━━ Raw records ━━

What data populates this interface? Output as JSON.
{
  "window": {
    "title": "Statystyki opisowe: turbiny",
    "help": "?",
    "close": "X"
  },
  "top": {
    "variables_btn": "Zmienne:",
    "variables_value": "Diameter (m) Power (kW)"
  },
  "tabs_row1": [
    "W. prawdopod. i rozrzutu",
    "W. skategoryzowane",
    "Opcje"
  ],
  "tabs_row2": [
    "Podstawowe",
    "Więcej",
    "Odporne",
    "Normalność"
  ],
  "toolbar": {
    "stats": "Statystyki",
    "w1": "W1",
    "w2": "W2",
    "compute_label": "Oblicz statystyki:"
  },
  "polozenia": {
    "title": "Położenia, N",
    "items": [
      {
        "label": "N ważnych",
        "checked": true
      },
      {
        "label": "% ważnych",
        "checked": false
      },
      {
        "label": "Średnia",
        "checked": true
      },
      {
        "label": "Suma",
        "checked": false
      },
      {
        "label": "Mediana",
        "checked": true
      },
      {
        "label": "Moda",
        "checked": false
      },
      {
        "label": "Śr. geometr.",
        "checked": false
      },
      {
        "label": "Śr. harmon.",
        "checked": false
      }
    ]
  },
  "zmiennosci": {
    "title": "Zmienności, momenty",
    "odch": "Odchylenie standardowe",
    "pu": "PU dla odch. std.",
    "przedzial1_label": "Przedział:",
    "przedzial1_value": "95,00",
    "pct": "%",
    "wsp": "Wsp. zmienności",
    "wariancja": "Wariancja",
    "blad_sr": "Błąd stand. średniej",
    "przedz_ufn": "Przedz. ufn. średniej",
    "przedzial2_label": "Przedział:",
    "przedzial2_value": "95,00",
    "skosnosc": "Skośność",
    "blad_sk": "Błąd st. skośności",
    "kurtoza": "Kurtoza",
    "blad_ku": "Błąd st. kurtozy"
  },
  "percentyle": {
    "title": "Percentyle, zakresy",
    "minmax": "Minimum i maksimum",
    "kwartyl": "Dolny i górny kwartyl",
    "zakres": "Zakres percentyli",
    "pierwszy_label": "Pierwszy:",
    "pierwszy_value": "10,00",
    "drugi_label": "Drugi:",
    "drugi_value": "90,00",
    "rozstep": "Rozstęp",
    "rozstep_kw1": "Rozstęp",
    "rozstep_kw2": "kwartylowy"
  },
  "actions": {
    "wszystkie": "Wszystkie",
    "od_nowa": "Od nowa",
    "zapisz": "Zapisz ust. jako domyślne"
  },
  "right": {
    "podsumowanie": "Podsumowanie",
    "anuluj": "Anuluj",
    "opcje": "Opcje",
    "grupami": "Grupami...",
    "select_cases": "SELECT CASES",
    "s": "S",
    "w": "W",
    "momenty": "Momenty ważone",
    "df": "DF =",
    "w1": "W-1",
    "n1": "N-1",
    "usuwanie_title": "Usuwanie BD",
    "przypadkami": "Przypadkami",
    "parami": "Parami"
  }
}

━━━

▶ What is needed: Write down the full listing again, exactly.

▶ Solved exercise:
What data populates this interface? Output as JSON.
{
  "window": {
    "title": "Statystyki opisowe: turbiny",
    "help": "?",
    "close": "X"
  },
  "top": {
    "variables_btn": "Zmienne:",
    "variables_value": "Diameter (m) Power (kW)"
  },
  "tabs_row1": [
    "W. prawdopod. i rozrzutu",
    "W. skategoryzowane",
    "Opcje"
  ],
  "tabs_row2": [
    "Podstawowe",
    "Więcej",
    "Odporne",
    "Normalność"
  ],
  "toolbar": {
    "stats": "Statystyki",
    "w1": "W1",
    "w2": "W2",
    "compute_label": "Oblicz statystyki:"
  },
  "polozenia": {
    "title": "Położenia, N",
    "items": [
      {
        "label": "N ważnych",
        "checked": true
      },
      {
        "label": "% ważnych",
        "checked": false
      },
      {
        "label": "Średnia",
        "checked": true
      },
      {
        "label": "Suma",
        "checked": false
      },
      {
        "label": "Mediana",
        "checked": true
      },
      {
        "label": "Moda",
        "checked": false
      },
      {
        "label": "Śr. geometr.",
        "checked": false
      },
      {
        "label": "Śr. harmon.",
        "checked": false
      }
    ]
  },
  "zmiennosci": {
    "title": "Zmienności, momenty",
    "odch": "Odchylenie standardowe",
    "pu": "PU dla odch. std.",
    "przedzial1_label": "Przedział:",
    "przedzial1_value": "95,00",
    "pct": "%",
    "wsp": "Wsp. zmienności",
    "wariancja": "Wariancja",
    "blad_sr": "Błąd stand. średniej",
    "przedz_ufn": "Przedz. ufn. średniej",
    "przedzial2_label": "Przedział:",
    "przedzial2_value": "95,00",
    "skosnosc": "Skośność",
    "blad_sk": "Błąd st. skośności",
    "kurtoza": "Kurtoza",
    "blad_ku": "Błąd st. kurtozy"
  },
  "percentyle": {
    "title": "Percentyle, zakresy",
    "minmax": "Minimum i maksimum",
    "kwartyl": "Dolny i górny kwartyl",
    "zakres": "Zakres percentyli",
    "pierwszy_label": "Pierwszy:",
    "pierwszy_value": "10,00",
    "drugi_label": "Drugi:",
    "drugi_value": "90,00",
    "rozstep": "Rozstęp",
    "rozstep_kw1": "Rozstęp",
    "rozstep_kw2": "kwartylowy"
  },
  "actions": {
    "wszystkie": "Wszystkie",
    "od_nowa": "Od nowa",
    "zapisz": "Zapisz ust. jako domyślne"
  },
  "right": {
    "podsumowanie": "Podsumowanie",
    "anuluj": "Anuluj",
    "opcje": "Opcje",
    "grupami": "Grupami...",
    "select_cases": "SELECT CASES",
    "s": "S",
    "w": "W",
    "momenty": "Momenty ważone",
    "df": "DF =",
    "w1": "W-1",
    "n1": "N-1",
    "usuwanie_title": "Usuwanie BD",
    "przypadkami": "Przypadkami",
    "parami": "Parami"
  }
}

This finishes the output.